━━ Listing

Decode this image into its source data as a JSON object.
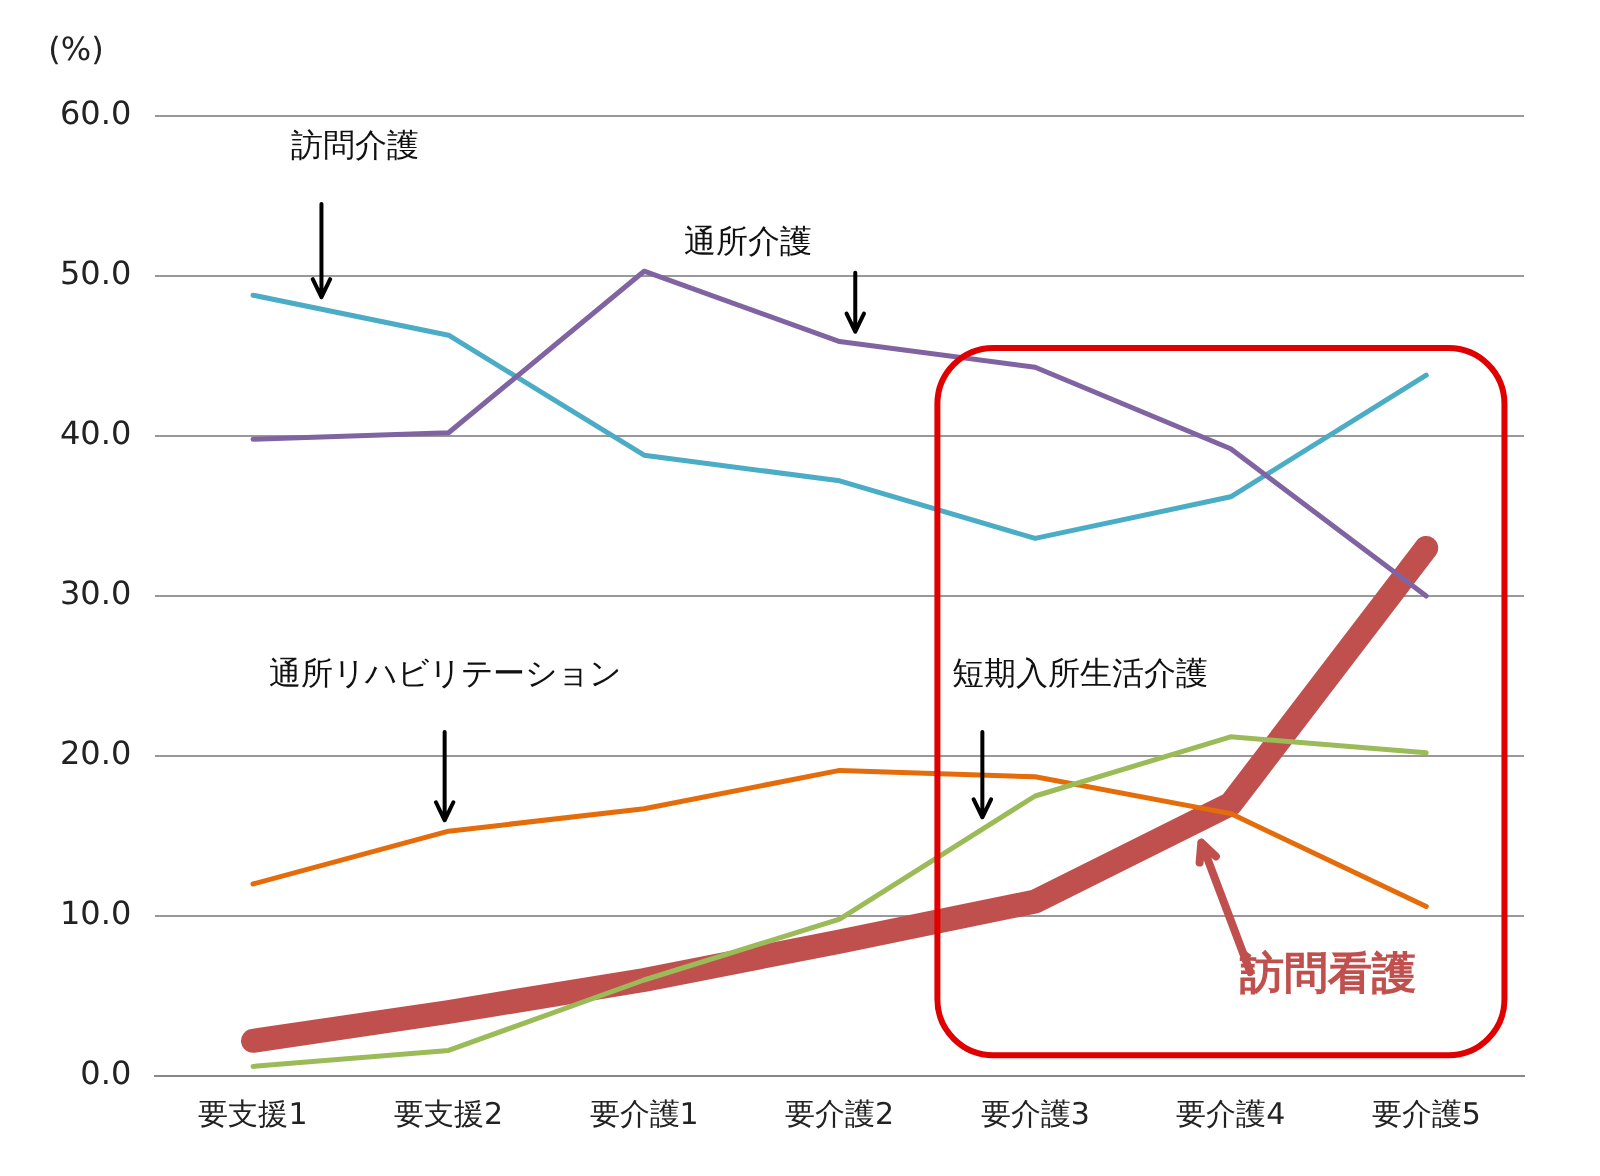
{
  "chart_data": {
    "type": "line",
    "ylabel": "(%)",
    "categories": [
      "要支援1",
      "要支援2",
      "要介護1",
      "要介護2",
      "要介護3",
      "要介護4",
      "要介護5"
    ],
    "series": [
      {
        "name": "訪問介護",
        "color": "#4bacc6",
        "values": [
          48.8,
          46.3,
          38.8,
          37.2,
          33.6,
          36.2,
          43.8
        ]
      },
      {
        "name": "通所介護",
        "color": "#8064a2",
        "values": [
          39.8,
          40.2,
          50.3,
          45.9,
          44.3,
          39.2,
          30.0
        ]
      },
      {
        "name": "通所リハビリテーション",
        "color": "#e46c0a",
        "values": [
          12.0,
          15.3,
          16.7,
          19.1,
          18.7,
          16.4,
          10.6
        ]
      },
      {
        "name": "短期入所生活介護",
        "color": "#9bbb59",
        "values": [
          0.6,
          1.6,
          6.0,
          9.8,
          17.5,
          21.2,
          20.2
        ]
      },
      {
        "name": "訪問看護",
        "color": "#c0504d",
        "values": [
          2.2,
          4.0,
          6.0,
          8.4,
          10.9,
          17.0,
          33.0
        ]
      }
    ],
    "ylim": [
      0,
      60
    ],
    "yticks": [
      {
        "value": 0,
        "label": "0.0"
      },
      {
        "value": 10,
        "label": "10.0"
      },
      {
        "value": 20,
        "label": "20.0"
      },
      {
        "value": 30,
        "label": "30.0"
      },
      {
        "value": 40,
        "label": "40.0"
      },
      {
        "value": 50,
        "label": "50.0"
      },
      {
        "value": 60,
        "label": "60.0"
      }
    ],
    "grid": "y",
    "legend": false,
    "marker": "none",
    "line_style": "solid"
  }
}
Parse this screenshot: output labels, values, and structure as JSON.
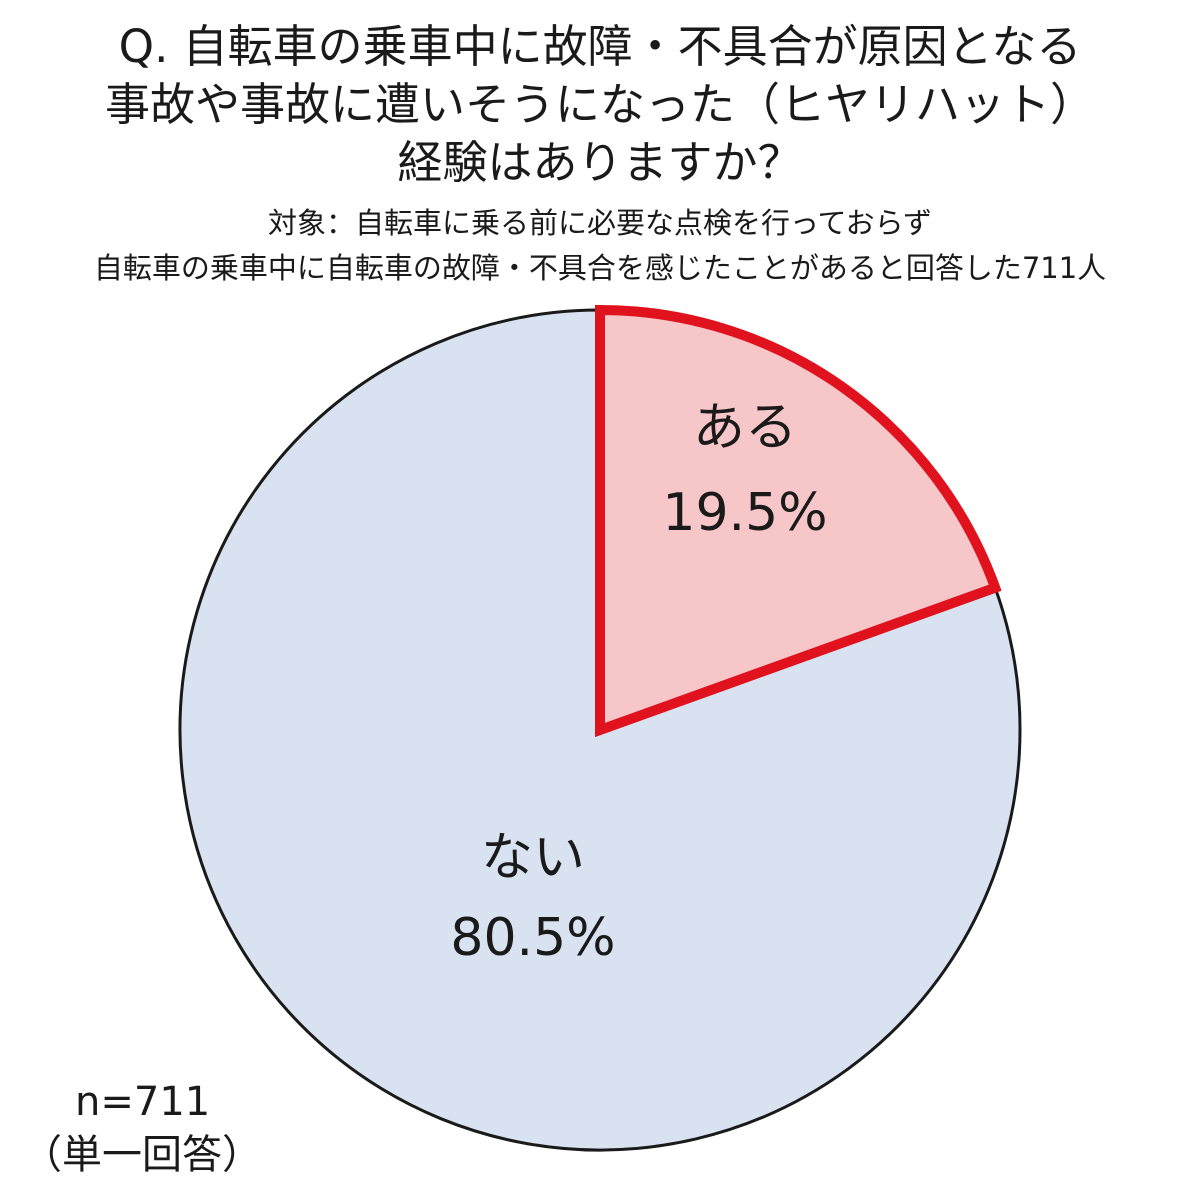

━━━━

Exercise brief:
Keep every word of the data as it is when you write it out, but drop the pictures.

Task response:
Decode this image into its source data as a JSON object.
{
  "chart_data": {
    "type": "line",
    "ylabel": "(%)",
    "categories": [
      "要支援1",
      "要支援2",
      "要介護1",
      "要介護2",
      "要介護3",
      "要介護4",
      "要介護5"
    ],
    "series": [
      {
        "name": "訪問介護",
        "color": "#4bacc6",
        "values": [
          48.8,
          46.3,
          38.8,
          37.2,
          33.6,
          36.2,
          43.8
        ]
      },
      {
        "name": "通所介護",
        "color": "#8064a2",
        "values": [
          39.8,
          40.2,
          50.3,
          45.9,
          44.3,
          39.2,
          30.0
        ]
      },
      {
        "name": "通所リハビリテーション",
        "color": "#e46c0a",
        "values": [
          12.0,
          15.3,
          16.7,
          19.1,
          18.7,
          16.4,
          10.6
        ]
      },
      {
        "name": "短期入所生活介護",
        "color": "#9bbb59",
        "values": [
          0.6,
          1.6,
          6.0,
          9.8,
          17.5,
          21.2,
          20.2
        ]
      },
      {
        "name": "訪問看護",
        "color": "#c0504d",
        "values": [
          2.2,
          4.0,
          6.0,
          8.4,
          10.9,
          17.0,
          33.0
        ]
      }
    ],
    "ylim": [
      0,
      60
    ],
    "yticks": [
      {
        "value": 0,
        "label": "0.0"
      },
      {
        "value": 10,
        "label": "10.0"
      },
      {
        "value": 20,
        "label": "20.0"
      },
      {
        "value": 30,
        "label": "30.0"
      },
      {
        "value": 40,
        "label": "40.0"
      },
      {
        "value": 50,
        "label": "50.0"
      },
      {
        "value": 60,
        "label": "60.0"
      }
    ],
    "grid": "y",
    "legend": false,
    "marker": "none",
    "line_style": "solid"
  }
}
Parse this screenshot: output labels, values, and structure as JSON.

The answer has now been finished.